■ **What you should do**: Print all of the data exactly.

○ ○ ○ ○ ○ ○ ○

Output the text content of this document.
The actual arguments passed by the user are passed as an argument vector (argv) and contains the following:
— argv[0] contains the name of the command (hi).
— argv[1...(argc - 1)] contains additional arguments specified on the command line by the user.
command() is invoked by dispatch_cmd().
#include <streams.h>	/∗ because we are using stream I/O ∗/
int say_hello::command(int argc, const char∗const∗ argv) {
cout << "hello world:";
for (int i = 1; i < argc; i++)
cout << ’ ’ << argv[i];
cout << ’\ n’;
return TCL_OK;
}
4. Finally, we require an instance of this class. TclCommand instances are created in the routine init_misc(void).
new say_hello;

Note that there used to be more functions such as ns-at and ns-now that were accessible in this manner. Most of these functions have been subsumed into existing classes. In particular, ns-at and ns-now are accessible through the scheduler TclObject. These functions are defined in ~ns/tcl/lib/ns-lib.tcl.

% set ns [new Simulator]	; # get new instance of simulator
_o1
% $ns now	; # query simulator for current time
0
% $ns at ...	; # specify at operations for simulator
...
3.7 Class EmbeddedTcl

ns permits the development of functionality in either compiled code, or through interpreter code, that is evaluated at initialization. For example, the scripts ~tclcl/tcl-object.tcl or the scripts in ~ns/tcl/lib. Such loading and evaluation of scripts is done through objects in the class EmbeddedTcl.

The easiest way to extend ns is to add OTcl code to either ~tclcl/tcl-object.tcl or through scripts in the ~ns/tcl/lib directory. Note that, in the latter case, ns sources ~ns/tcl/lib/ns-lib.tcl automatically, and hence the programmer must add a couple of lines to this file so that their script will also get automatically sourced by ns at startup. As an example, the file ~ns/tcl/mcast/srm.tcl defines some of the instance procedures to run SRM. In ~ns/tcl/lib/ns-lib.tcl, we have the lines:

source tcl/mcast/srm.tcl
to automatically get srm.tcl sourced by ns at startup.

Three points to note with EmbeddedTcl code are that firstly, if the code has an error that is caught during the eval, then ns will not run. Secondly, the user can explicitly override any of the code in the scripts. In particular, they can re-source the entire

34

○ ○ ○ ○ ○ ○ ○

■ **Answer to the exercise**:
Output the text content of this document.
The actual arguments passed by the user are passed as an argument vector (argv) and contains the following:
— argv[0] contains the name of the command (hi).
— argv[1...(argc - 1)] contains additional arguments specified on the command line by the user.
command() is invoked by dispatch_cmd().
#include <streams.h>	/∗ because we are using stream I/O ∗/
int say_hello::command(int argc, const char∗const∗ argv) {
cout << "hello world:";
for (int i = 1; i < argc; i++)
cout << ’ ’ << argv[i];
cout << ’\ n’;
return TCL_OK;
}
4. Finally, we require an instance of this class. TclCommand instances are created in the routine init_misc(void).
new say_hello;

Note that there used to be more functions such as ns-at and ns-now that were accessible in this manner. Most of these functions have been subsumed into existing classes. In particular, ns-at and ns-now are accessible through the scheduler TclObject. These functions are defined in ~ns/tcl/lib/ns-lib.tcl.

% set ns [new Simulator]	; # get new instance of simulator
_o1
% $ns now	; # query simulator for current time
0
% $ns at ...	; # specify at operations for simulator
...
3.7 Class EmbeddedTcl

ns permits the development of functionality in either compiled code, or through interpreter code, that is evaluated at initialization. For example, the scripts ~tclcl/tcl-object.tcl or the scripts in ~ns/tcl/lib. Such loading and evaluation of scripts is done through objects in the class EmbeddedTcl.

The easiest way to extend ns is to add OTcl code to either ~tclcl/tcl-object.tcl or through scripts in the ~ns/tcl/lib directory. Note that, in the latter case, ns sources ~ns/tcl/lib/ns-lib.tcl automatically, and hence the programmer must add a couple of lines to this file so that their script will also get automatically sourced by ns at startup. As an example, the file ~ns/tcl/mcast/srm.tcl defines some of the instance procedures to run SRM. In ~ns/tcl/lib/ns-lib.tcl, we have the lines:

source tcl/mcast/srm.tcl
to automatically get srm.tcl sourced by ns at startup.

Three points to note with EmbeddedTcl code are that firstly, if the code has an error that is caught during the eval, then ns will not run. Secondly, the user can explicitly override any of the code in the scripts. In particular, they can re-source the entire

34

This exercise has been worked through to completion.